(Data items)
□ □ □ □
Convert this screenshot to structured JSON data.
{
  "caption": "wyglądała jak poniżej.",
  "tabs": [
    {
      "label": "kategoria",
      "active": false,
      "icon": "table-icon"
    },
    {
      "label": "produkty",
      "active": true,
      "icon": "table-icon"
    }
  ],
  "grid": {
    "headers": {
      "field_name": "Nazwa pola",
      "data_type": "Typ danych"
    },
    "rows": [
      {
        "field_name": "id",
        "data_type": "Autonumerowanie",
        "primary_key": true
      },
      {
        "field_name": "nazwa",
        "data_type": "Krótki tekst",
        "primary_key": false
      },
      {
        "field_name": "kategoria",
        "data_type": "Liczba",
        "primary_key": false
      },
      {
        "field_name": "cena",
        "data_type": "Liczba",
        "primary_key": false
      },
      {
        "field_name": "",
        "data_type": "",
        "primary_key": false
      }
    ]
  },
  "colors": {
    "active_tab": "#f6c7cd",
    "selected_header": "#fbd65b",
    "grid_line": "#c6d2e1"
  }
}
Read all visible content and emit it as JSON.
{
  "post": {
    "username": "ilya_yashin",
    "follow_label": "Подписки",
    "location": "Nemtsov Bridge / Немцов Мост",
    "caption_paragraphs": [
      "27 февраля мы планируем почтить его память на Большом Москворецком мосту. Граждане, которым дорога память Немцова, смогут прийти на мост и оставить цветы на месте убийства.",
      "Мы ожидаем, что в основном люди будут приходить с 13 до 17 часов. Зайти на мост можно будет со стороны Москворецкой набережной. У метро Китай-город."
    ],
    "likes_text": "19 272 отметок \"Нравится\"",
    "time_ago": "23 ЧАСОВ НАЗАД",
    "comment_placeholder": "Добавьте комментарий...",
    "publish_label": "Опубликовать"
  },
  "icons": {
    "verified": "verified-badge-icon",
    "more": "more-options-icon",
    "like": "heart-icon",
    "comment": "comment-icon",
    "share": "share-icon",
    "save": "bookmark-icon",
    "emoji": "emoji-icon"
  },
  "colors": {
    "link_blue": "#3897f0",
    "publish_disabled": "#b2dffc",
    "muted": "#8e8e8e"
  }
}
□ □ □ □
> _PROMPT_:
Copy out the full listing exactly.

> _EXERCISE SOLUTION_:
Convert this screenshot to structured JSON data.
{
  "caption": "wyglądała jak poniżej.",
  "tabs": [
    {
      "label": "kategoria",
      "active": false,
      "icon": "table-icon"
    },
    {
      "label": "produkty",
      "active": true,
      "icon": "table-icon"
    }
  ],
  "grid": {
    "headers": {
      "field_name": "Nazwa pola",
      "data_type": "Typ danych"
    },
    "rows": [
      {
        "field_name": "id",
        "data_type": "Autonumerowanie",
        "primary_key": true
      },
      {
        "field_name": "nazwa",
        "data_type": "Krótki tekst",
        "primary_key": false
      },
      {
        "field_name": "kategoria",
        "data_type": "Liczba",
        "primary_key": false
      },
      {
        "field_name": "cena",
        "data_type": "Liczba",
        "primary_key": false
      },
      {
        "field_name": "",
        "data_type": "",
        "primary_key": false
      }
    ]
  },
  "colors": {
    "active_tab": "#f6c7cd",
    "selected_header": "#fbd65b",
    "grid_line": "#c6d2e1"
  }
}
Read all visible content and emit it as JSON.
{
  "post": {
    "username": "ilya_yashin",
    "follow_label": "Подписки",
    "location": "Nemtsov Bridge / Немцов Мост",
    "caption_paragraphs": [
      "27 февраля мы планируем почтить его память на Большом Москворецком мосту. Граждане, которым дорога память Немцова, смогут прийти на мост и оставить цветы на месте убийства.",
      "Мы ожидаем, что в основном люди будут приходить с 13 до 17 часов. Зайти на мост можно будет со стороны Москворецкой набережной. У метро Китай-город."
    ],
    "likes_text": "19 272 отметок \"Нравится\"",
    "time_ago": "23 ЧАСОВ НАЗАД",
    "comment_placeholder": "Добавьте комментарий...",
    "publish_label": "Опубликовать"
  },
  "icons": {
    "verified": "verified-badge-icon",
    "more": "more-options-icon",
    "like": "heart-icon",
    "comment": "comment-icon",
    "share": "share-icon",
    "save": "bookmark-icon",
    "emoji": "emoji-icon"
  },
  "colors": {
    "link_blue": "#3897f0",
    "publish_disabled": "#b2dffc",
    "muted": "#8e8e8e"
  }
}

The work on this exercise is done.